(Figure record extracts)
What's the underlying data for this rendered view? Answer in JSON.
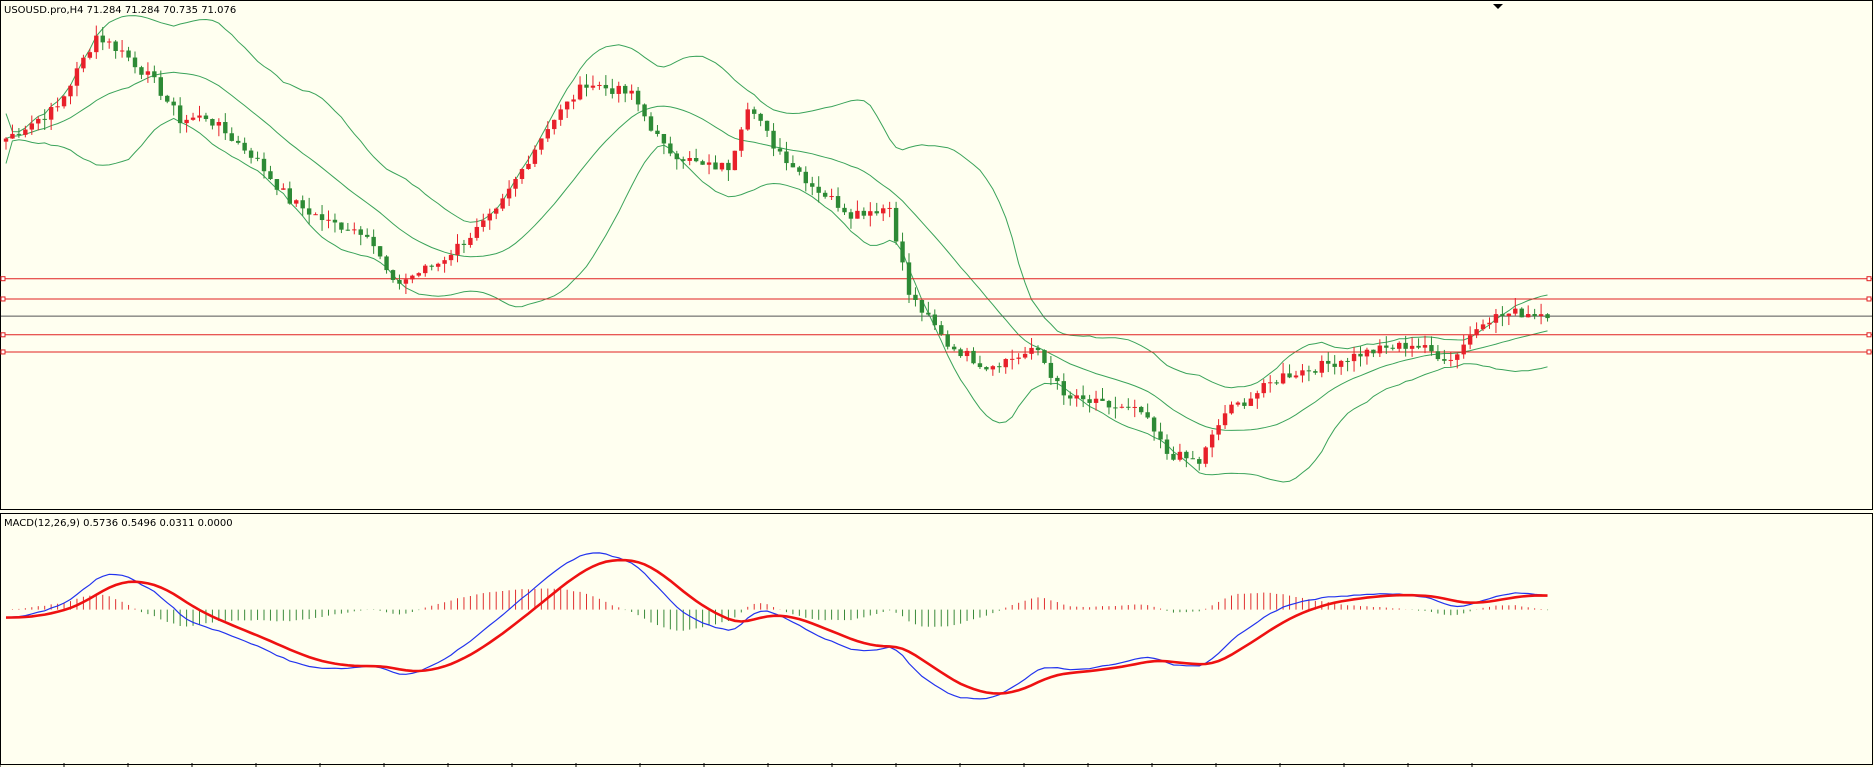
{
  "price_pane": {
    "header": "USOUSD.pro,H4  71.284 71.284 70.735 71.076"
  },
  "macd_pane": {
    "header": "MACD(12,26,9) 0.5736 0.5496 0.0311 0.0000"
  },
  "colors": {
    "background": "#fffff0",
    "bull_candle": "#e8202a",
    "bear_candle": "#2d8a35",
    "bollinger": "#3aa35a",
    "hline": "#e02020",
    "current_price_line": "#555555",
    "macd_line": "#2233ee",
    "signal_line": "#ee1111",
    "hist_positive": "#e03030",
    "hist_negative": "#3a8a3a"
  },
  "chart_data": [
    {
      "type": "candlestick",
      "symbol": "USOUSD.pro",
      "timeframe": "H4",
      "current_ohlc": {
        "open": 71.284,
        "high": 71.284,
        "low": 70.735,
        "close": 71.076
      },
      "ylim": [
        64.5,
        78.0
      ],
      "horizontal_levels": [
        72.1,
        71.45,
        70.3,
        69.75
      ],
      "current_price_line": 70.9,
      "bollinger_bands": true,
      "candle_count": 230
    },
    {
      "type": "line",
      "indicator": "MACD",
      "params": [
        12,
        26,
        9
      ],
      "values": {
        "macd": 0.5736,
        "signal": 0.5496,
        "histogram": 0.0311,
        "extra": 0.0
      },
      "ylim": [
        -2.6,
        1.6
      ],
      "series": [
        {
          "values": []
        },
        {
          "values": []
        },
        {
          "values": []
        }
      ]
    }
  ]
}
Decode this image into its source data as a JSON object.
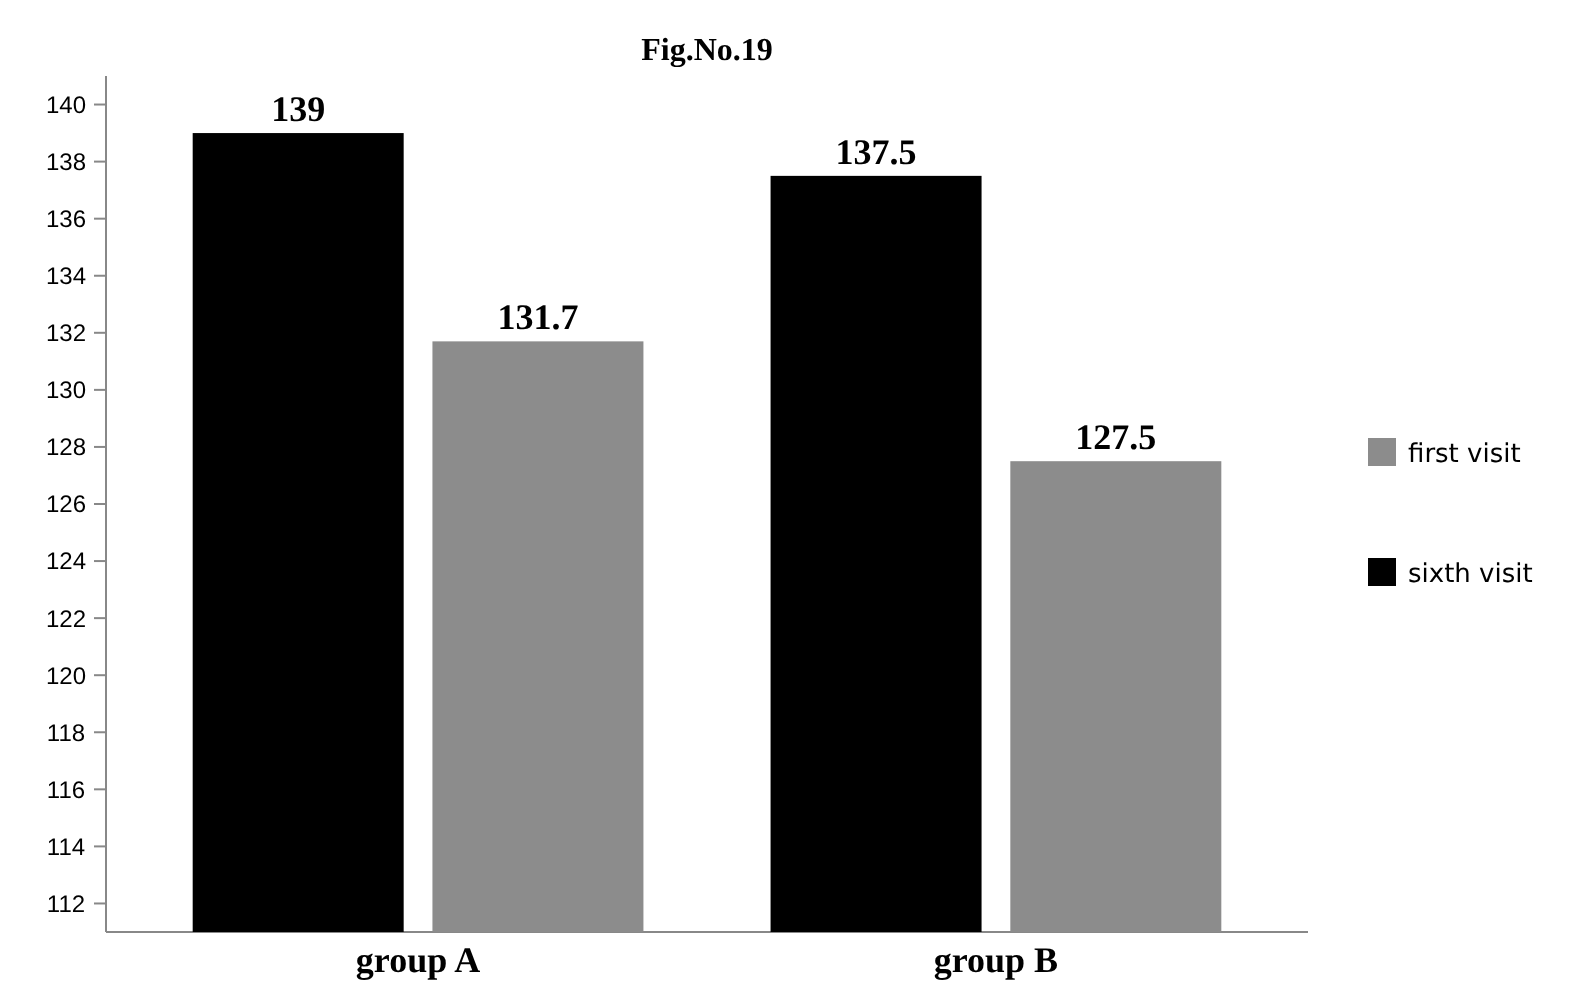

SHORT PROBLEM: Give every line back word for word and leave the pictures out.

ANSWER FOR THE TASK:
What's the underlying data for this rendered view? Answer in JSON.
{
  "price_pane": {
    "header": "USOUSD.pro,H4  71.284 71.284 70.735 71.076"
  },
  "macd_pane": {
    "header": "MACD(12,26,9) 0.5736 0.5496 0.0311 0.0000"
  },
  "colors": {
    "background": "#fffff0",
    "bull_candle": "#e8202a",
    "bear_candle": "#2d8a35",
    "bollinger": "#3aa35a",
    "hline": "#e02020",
    "current_price_line": "#555555",
    "macd_line": "#2233ee",
    "signal_line": "#ee1111",
    "hist_positive": "#e03030",
    "hist_negative": "#3a8a3a"
  },
  "chart_data": [
    {
      "type": "candlestick",
      "symbol": "USOUSD.pro",
      "timeframe": "H4",
      "current_ohlc": {
        "open": 71.284,
        "high": 71.284,
        "low": 70.735,
        "close": 71.076
      },
      "ylim": [
        64.5,
        78.0
      ],
      "horizontal_levels": [
        72.1,
        71.45,
        70.3,
        69.75
      ],
      "current_price_line": 70.9,
      "bollinger_bands": true,
      "candle_count": 230
    },
    {
      "type": "line",
      "indicator": "MACD",
      "params": [
        12,
        26,
        9
      ],
      "values": {
        "macd": 0.5736,
        "signal": 0.5496,
        "histogram": 0.0311,
        "extra": 0.0
      },
      "ylim": [
        -2.6,
        1.6
      ],
      "series": [
        {
          "values": []
        },
        {
          "values": []
        },
        {
          "values": []
        }
      ]
    }
  ]
}
Decode this image into its source data as a JSON object.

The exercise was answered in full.